• [Lesetext]
Beim Start werden folgende Dashboards automatisch provisioniert (keine manuelle Installation nötig):

| Dashboard | Inhalt |
|---|---|
| **Node Exporter Full** | CPU, RAM, Disk, Netzwerk des Hosts |
| **Docker cAdvisor** | Container-Metriken (CPU, RAM, Restarts) |
| **Loki Dashboard** | Log-Volumen, Fehlerrate, Log-Streams |
| **Tempo / Traces** | Trace-Latenz, Service-Map, Error-Rate |
| **Alertmanager** | Alert-Status, Silences, Gruppen |
| **Kubernetes Cluster** | Pods, Deployments, Nodes (bei K8s-Anbindung) |
| **Kubernetes Pods** | Pod-Ressourcen per Namespace (bei K8s-Anbindung) |
| **Istio Mesh** | Service-Mesh Traffic, Fehlerrate (bei Istio) |

Dashboard-JSONs liegen unter [shared/dashboards/](shared/dashboards/).

### Traces erkunden

1. http://localhost:3000 öffnen (kein Login erforderlich)

• [Datensatz]
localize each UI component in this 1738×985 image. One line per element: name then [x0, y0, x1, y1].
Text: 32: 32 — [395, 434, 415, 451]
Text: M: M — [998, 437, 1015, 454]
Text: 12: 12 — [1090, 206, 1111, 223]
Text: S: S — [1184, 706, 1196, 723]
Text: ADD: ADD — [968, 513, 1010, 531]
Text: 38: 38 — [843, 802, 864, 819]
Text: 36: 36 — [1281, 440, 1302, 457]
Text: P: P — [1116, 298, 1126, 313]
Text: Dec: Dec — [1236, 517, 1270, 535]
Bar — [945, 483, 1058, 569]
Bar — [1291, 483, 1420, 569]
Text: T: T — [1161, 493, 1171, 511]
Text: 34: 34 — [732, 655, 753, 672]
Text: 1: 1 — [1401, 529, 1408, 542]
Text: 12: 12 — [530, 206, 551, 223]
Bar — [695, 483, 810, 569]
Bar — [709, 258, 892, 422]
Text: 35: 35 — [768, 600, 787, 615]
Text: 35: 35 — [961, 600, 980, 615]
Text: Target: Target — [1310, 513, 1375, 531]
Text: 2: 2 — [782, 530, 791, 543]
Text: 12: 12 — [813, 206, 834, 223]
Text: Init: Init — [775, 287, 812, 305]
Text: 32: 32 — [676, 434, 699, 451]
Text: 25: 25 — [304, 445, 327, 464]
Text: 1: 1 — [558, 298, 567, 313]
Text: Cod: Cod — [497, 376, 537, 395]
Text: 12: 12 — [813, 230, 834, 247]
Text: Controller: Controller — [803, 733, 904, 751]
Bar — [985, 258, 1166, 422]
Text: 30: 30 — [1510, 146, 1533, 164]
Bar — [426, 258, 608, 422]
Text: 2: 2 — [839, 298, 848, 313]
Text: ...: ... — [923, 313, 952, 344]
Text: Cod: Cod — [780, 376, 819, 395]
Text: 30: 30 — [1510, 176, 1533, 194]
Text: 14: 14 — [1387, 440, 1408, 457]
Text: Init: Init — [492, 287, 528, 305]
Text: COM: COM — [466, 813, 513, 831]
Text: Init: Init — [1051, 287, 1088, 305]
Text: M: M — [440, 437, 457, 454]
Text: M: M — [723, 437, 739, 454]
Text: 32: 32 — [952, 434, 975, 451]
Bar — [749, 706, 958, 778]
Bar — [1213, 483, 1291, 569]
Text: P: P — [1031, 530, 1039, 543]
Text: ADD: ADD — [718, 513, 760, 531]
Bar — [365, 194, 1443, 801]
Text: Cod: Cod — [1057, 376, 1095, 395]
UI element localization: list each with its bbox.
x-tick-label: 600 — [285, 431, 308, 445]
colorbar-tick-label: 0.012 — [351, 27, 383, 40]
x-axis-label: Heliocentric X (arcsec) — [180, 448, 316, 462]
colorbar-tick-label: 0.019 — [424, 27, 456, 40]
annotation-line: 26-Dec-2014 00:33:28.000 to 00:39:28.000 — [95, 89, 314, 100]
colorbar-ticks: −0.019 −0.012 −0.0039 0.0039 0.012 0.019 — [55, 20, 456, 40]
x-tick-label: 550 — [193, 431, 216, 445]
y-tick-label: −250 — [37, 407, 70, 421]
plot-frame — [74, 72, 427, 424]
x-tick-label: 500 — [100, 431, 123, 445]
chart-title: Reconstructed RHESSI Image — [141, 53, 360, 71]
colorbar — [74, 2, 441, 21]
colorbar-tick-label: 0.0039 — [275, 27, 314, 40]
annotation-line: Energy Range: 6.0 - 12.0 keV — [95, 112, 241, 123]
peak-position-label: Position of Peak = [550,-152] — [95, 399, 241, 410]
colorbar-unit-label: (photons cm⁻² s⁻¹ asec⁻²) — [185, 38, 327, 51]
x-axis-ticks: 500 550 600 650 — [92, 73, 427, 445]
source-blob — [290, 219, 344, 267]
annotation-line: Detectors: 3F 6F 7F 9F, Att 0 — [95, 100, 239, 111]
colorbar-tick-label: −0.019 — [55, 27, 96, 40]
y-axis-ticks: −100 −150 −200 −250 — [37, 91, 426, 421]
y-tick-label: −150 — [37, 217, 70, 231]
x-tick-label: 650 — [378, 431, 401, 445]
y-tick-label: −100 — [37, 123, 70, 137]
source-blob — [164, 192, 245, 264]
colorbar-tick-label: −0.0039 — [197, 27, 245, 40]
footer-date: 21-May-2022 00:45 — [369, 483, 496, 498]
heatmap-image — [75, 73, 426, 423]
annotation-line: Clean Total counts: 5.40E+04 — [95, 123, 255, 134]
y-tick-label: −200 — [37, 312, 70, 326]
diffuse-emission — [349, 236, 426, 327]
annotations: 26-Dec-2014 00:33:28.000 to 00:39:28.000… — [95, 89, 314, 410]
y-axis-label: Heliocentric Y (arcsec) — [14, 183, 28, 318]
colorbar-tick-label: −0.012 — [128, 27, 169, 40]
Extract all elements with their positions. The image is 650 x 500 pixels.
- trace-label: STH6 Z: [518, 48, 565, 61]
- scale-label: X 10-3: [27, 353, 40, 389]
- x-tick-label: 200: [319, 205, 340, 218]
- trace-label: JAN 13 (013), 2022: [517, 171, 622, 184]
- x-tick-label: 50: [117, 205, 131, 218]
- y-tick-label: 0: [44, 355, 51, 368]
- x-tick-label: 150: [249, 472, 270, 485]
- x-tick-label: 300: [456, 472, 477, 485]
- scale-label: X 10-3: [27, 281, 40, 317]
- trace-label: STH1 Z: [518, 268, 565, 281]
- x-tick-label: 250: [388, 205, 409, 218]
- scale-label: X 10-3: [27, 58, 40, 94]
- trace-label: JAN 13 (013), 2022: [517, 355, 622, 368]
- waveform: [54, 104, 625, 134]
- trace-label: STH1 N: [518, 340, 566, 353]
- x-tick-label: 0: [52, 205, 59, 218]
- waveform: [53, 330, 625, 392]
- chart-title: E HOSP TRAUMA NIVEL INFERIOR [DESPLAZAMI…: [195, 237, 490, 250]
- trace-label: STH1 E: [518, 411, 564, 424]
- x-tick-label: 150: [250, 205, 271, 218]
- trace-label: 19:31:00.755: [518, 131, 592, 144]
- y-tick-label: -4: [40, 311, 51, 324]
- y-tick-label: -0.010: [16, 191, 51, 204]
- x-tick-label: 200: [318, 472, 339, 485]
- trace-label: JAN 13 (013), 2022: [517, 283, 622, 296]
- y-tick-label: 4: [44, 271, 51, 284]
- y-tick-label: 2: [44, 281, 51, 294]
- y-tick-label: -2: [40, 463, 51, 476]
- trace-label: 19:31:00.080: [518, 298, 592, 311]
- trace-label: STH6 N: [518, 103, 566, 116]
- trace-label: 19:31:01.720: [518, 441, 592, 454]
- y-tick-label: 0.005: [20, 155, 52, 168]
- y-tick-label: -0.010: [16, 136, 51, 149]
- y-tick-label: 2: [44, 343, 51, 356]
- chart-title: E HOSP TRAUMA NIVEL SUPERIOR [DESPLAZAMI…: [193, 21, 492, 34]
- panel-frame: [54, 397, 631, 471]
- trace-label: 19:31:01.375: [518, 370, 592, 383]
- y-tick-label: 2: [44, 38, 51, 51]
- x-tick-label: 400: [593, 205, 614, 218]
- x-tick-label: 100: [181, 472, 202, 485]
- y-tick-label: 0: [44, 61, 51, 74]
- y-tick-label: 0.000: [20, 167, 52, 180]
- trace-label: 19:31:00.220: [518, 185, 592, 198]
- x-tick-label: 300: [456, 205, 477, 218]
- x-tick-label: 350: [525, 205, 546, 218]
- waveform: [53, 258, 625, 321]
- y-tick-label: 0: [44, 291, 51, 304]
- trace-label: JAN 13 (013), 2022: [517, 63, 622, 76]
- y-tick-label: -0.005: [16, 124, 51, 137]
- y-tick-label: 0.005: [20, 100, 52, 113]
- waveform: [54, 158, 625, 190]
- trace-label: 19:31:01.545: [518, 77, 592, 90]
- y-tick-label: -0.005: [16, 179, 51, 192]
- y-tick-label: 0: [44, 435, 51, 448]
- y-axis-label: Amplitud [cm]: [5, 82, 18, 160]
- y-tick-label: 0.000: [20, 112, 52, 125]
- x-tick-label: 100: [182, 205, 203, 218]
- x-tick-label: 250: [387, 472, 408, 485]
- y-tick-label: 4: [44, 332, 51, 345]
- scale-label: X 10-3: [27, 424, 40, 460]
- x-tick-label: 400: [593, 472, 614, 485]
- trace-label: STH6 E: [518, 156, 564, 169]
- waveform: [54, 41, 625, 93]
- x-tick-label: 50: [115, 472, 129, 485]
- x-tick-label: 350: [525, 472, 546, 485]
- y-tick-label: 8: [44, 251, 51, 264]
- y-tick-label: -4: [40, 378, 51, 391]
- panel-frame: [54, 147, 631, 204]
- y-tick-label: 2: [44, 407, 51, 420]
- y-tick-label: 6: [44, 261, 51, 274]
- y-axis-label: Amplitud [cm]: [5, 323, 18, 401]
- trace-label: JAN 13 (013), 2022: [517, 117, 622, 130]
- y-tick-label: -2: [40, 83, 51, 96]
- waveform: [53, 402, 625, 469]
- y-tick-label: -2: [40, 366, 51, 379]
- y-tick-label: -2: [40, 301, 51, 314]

• [Schriftliche Aufgabe] Führe den Lesetext über die automatisch bereitgestellten Dashboards und das Erkunden von Traces nach dem letzten gezeigten Schritt weiter. Die Daten stammen aus einer anderen Quelle als der Lesetext.

• [Ergebnis der Aufgabe]
2. **Explore** → Datenquelle **Tempo** → Tab **Search** → **Run query**
3. Einen Trace auswählen um das Trace-Diagramm zu sehen
4. Tab **Service graph** für automatisch generierte Service-Maps (nach ~2 Minuten verfügbar)

### Logs erkunden

1. **Explore** → Datenquelle **Loki**
2. Label-Filter: `{job="varlogs"}` für System-Logs, `{container="alloy"}` für Docker-Logs
3. Mit LogQL filtern, z.B.: `{job="varlogs"} |= "error"`

### Metriken erkunden

1. **Explore** → Datenquelle **Prometheus**
2. Tempo-generierte Metriken z.B.: `rate(traces_spanmetrics_calls_total[5m])`
3. Container-Metriken z.B.: `container_cpu_usage_seconds_total`

### Metrik Targets überprüfen
1. http://localhost:9090/targets öffnen

### Traces mit Metriken verknüpfen (Exemplars)

Prometheus ist mit Exemplar-Support konfiguriert. In Grafana unter **Explore → Prometheus** auf den Exemplar-Punkt in einem Graph klicken um direkt zum zugehörigen Trace zu springen.

---

## Alerting

Alerts werden in Prometheus als Regeln definiert und über Alertmanager geroutet.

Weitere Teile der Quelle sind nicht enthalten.